[Data shown]
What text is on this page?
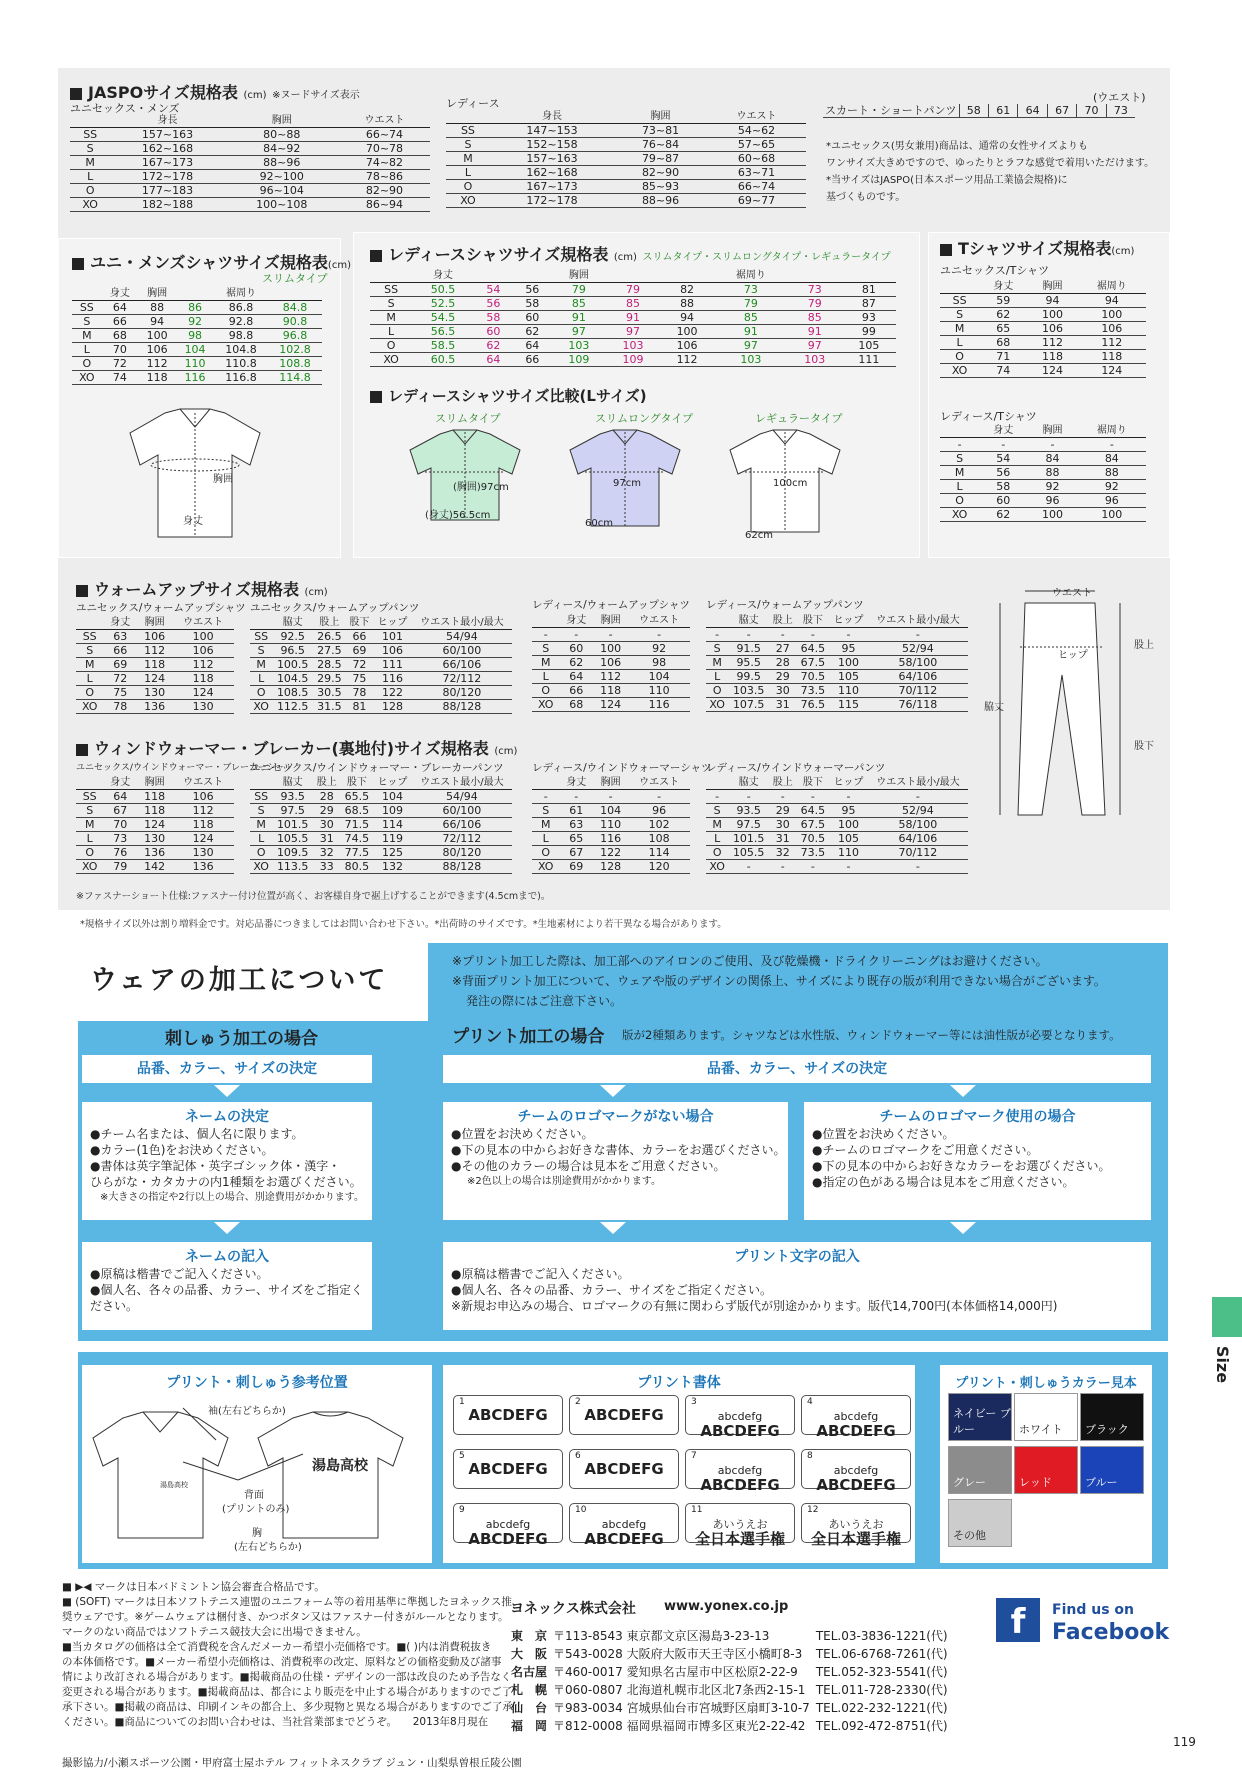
JASPOサイズ規格表 (cm) ※ヌードサイズ表示
ユニセックス・メンズ
	身長	胸囲	ウエスト
SS	157~163	80~88	66~74
S	162~168	84~92	70~78
M	167~173	88~96	74~82
L	172~178	92~100	78~86
O	177~183	96~104	82~90
XO	182~188	100~108	86~94
レディース
	身長	胸囲	ウエスト
SS	147~153	73~81	54~62
S	152~158	76~84	57~65
M	157~163	79~87	60~68
L	162~168	82~90	63~71
O	167~173	85~93	66~74
XO	172~178	88~96	69~77
(ウエスト)
スカート・ショートパンツ	58	61	64	67	70	73
*ユニセックス(男女兼用)商品は、通常の女性サイズよりも
ワンサイズ大きめですので、ゆったりとラフな感覚で着用いただけます。
*当サイズはJASPO(日本スポーツ用品工業協会規格)に
基づくものです。
ユニ・メンズシャツサイズ規格表(cm)
スリムタイプ
	身丈	胸囲		裾周り	
SS	64	88	86	86.8	84.8
S	66	94	92	92.8	90.8
M	68	100	98	98.8	96.8
L	70	106	104	104.8	102.8
O	72	112	110	110.8	108.8
XO	74	118	116	116.8	114.8
胸囲
身丈
レディースシャツサイズ規格表 (cm) スリムタイプ・スリムロングタイプ・レギュラータイプ
	身丈			胸囲			裾周り		
SS	50.5	54	56	79	79	82	73	73	81
S	52.5	56	58	85	85	88	79	79	87
M	54.5	58	60	91	91	94	85	85	93
L	56.5	60	62	97	97	100	91	91	99
O	58.5	62	64	103	103	106	97	97	105
XO	60.5	64	66	109	109	112	103	103	111
レディースシャツサイズ比較(Lサイズ)
スリムタイプ
(胸囲)97cm
(身丈)56.5cm
スリムロングタイプ
97cm
60cm
レギュラータイプ
100cm
62cm
Tシャツサイズ規格表(cm)
ユニセックス/Tシャツ
	身丈	胸囲	裾周り
SS	59	94	94
S	62	100	100
M	65	106	106
L	68	112	112
O	71	118	118
XO	74	124	124
レディース/Tシャツ
	身丈	胸囲	裾周り
-	-	-	-
S	54	84	84
M	56	88	88
L	58	92	92
O	60	96	96
XO	62	100	100
ウォームアップサイズ規格表 (cm)
ユニセックス/ウォームアップシャツ
	身丈	胸囲	ウエスト
SS	63	106	100
S	66	112	106
M	69	118	112
L	72	124	118
O	75	130	124
XO	78	136	130
ユニセックス/ウォームアップパンツ
	脇丈	股上	股下	ヒップ	ウエスト最小/最大
SS	92.5	26.5	66	101	54/94
S	96.5	27.5	69	106	60/100
M	100.5	28.5	72	111	66/106
L	104.5	29.5	75	116	72/112
O	108.5	30.5	78	122	80/120
XO	112.5	31.5	81	128	88/128
レディース/ウォームアップシャツ
	身丈	胸囲	ウエスト
-	-	-	-
S	60	100	92
M	62	106	98
L	64	112	104
O	66	118	110
XO	68	124	116
レディース/ウォームアップパンツ
	脇丈	股上	股下	ヒップ	ウエスト最小/最大
-	-	-	-	-	-
S	91.5	27	64.5	95	52/94
M	95.5	28	67.5	100	58/100
L	99.5	29	70.5	105	64/106
O	103.5	30	73.5	110	70/112
XO	107.5	31	76.5	115	76/118
ウエスト
ヒップ
股上
脇丈
股下
ウィンドウォーマー・ブレーカー(裏地付)サイズ規格表 (cm)
ユニセックス/ウインドウォーマー・ブレーカーシャツ
	身丈	胸囲	ウエスト
SS	64	118	106
S	67	118	112
M	70	124	118
L	73	130	124
O	76	136	130
XO	79	142	136
ユニセックス/ウインドウォーマー・ブレーカーパンツ
	脇丈	股上	股下	ヒップ	ウエスト最小/最大
SS	93.5	28	65.5	104	54/94
S	97.5	29	68.5	109	60/100
M	101.5	30	71.5	114	66/106
L	105.5	31	74.5	119	72/112
O	109.5	32	77.5	125	80/120
XO	113.5	33	80.5	132	88/128
レディース/ウインドウォーマーシャツ
	身丈	胸囲	ウエスト
-	-	-	-
S	61	104	96
M	63	110	102
L	65	116	108
O	67	122	114
XO	69	128	120
レディース/ウインドウォーマーパンツ
	脇丈	股上	股下	ヒップ	ウエスト最小/最大
-	-	-	-	-	-
S	93.5	29	64.5	95	52/94
M	97.5	30	67.5	100	58/100
L	101.5	31	70.5	105	64/106
O	105.5	32	73.5	110	70/112
XO	-	-	-	-	-
※ファスナーショート仕様:ファスナー付け位置が高く、お客様自身で裾上げすることができます(4.5cmまで)。
*規格サイズ以外は割り増料金です。対応品番につきましてはお問い合わせ下さい。*出荷時のサイズです。*生地素材により若干異なる場合があります。
ウェアの加工について
※プリント加工した際は、加工部へのアイロンのご使用、及び乾燥機・ドライクリーニングはお避けください。
※背面プリント加工について、ウェアや版のデザインの関係上、サイズにより既存の版が利用できない場合がございます。
発注の際にはご注意下さい。
刺しゅう加工の場合	プリント加工の場合 版が2種類あります。シャツなどは水性版、ウィンドウォーマー等には油性版が必要となります。
品番、カラー、サイズの決定	品番、カラー、サイズの決定
ネームの決定
●チーム名または、個人名に限ります。
●カラー(1色)をお決めください。
●書体は英字筆記体・英字ゴシック体・漢字・
ひらがな・カタカナの内1種類をお選びください。
※大きさの指定や2行以上の場合、別途費用がかかります。
チームのロゴマークがない場合
●位置をお決めください。
●下の見本の中からお好きな書体、カラーをお選びください。
●その他のカラーの場合は見本をご用意ください。
※2色以上の場合は別途費用がかかります。
チームのロゴマーク使用の場合
●位置をお決めください。
●チームのロゴマークをご用意ください。
●下の見本の中からお好きなカラーをお選びください。
●指定の色がある場合は見本をご用意ください。
ネームの記入
●原稿は楷書でご記入ください。
●個人名、各々の品番、カラー、サイズをご指定ください。
プリント文字の記入
●原稿は楷書でご記入ください。
●個人名、各々の品番、カラー、サイズをご指定ください。
※新規お申込みの場合、ロゴマークの有無に関わらず版代が別途かかります。版代14,700円(本体価格14,000円)
プリント・刺しゅう参考位置
袖(左右どちらか)
湯島高校
湯島高校
背面
(プリントのみ)
胸
(左右どちらか)
プリント書体
1
ABCDEFG
2
ABCDEFG
3
abcdefg
ABCDEFG
4
abcdefg
ABCDEFG
5
ABCDEFG
6
ABCDEFG
7
abcdefg
ABCDEFG
8
abcdefg
ABCDEFG
9
abcdefg
ABCDEFG
10
abcdefg
ABCDEFG
11
あいうえお
全日本選手権
12
あいうえお
全日本選手権
プリント・刺しゅうカラー見本
ネイビー ブルー	ホワイト ブラック
グレー	レッド	ブルー
その他
■ ▶◀ マークは日本バドミントン協会審査合格品です。
■ (SOFT) マークは日本ソフトテニス連盟のユニフォーム等の着用基準に準拠したヨネックス推
奨ウェアです。※ゲームウェアは梱付き、かつボタン又はファスナー付きがルールとなります。
マークのない商品ではソフトテニス競技大会に出場できません。
■当カタログの価格は全て消費税を含んだメーカー希望小売価格です。■( )内は消費税抜き
の本体価格です。■メーカー希望小売価格は、消費税率の改定、原料などの価格変動及び諸事
情により改訂される場合があります。■掲載商品の仕様・デザインの一部は改良のため予告なく
変更される場合があります。■掲載商品は、都合により販売を中止する場合がありますのでご了
承下さい。■掲載の商品は、印刷インキの都合上、多少現物と異なる場合がありますのでご了承
ください。■商品についてのお問い合わせは、当社営業部までどうぞ。　　2013年8月現在
撮影協力/小瀬スポーツ公園・甲府富士屋ホテル フィットネスクラブ ジュン・山梨県曽根丘陵公園
ヨネックス株式会社 www.yonex.co.jp
東　京	〒113-8543 東京都文京区湯島3-23-13	TEL.03-3836-1221(代)
大　阪	〒543-0028 大阪府大阪市天王寺区小橋町8-3	TEL.06-6768-7261(代)
名古屋	〒460-0017 愛知県名古屋市中区松原2-22-9	TEL.052-323-5541(代)
札　幌	〒060-0807 北海道札幌市北区北7条西2-15-1	TEL.011-728-2330(代)
仙　台	〒983-0034 宮城県仙台市宮城野区扇町3-10-7	TEL.022-232-1221(代)
福　岡	〒812-0008 福岡県福岡市博多区東光2-22-42	TEL.092-472-8751(代)
f	Find us on
Facebook
Size
119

[What to do] Copy every line of the material in which the word "レギュラータイプ" occurs.

[Exercise response]
レディースシャツサイズ規格表 (cm) スリムタイプ・スリムロングタイプ・レギュラータイプ
レギュラータイプ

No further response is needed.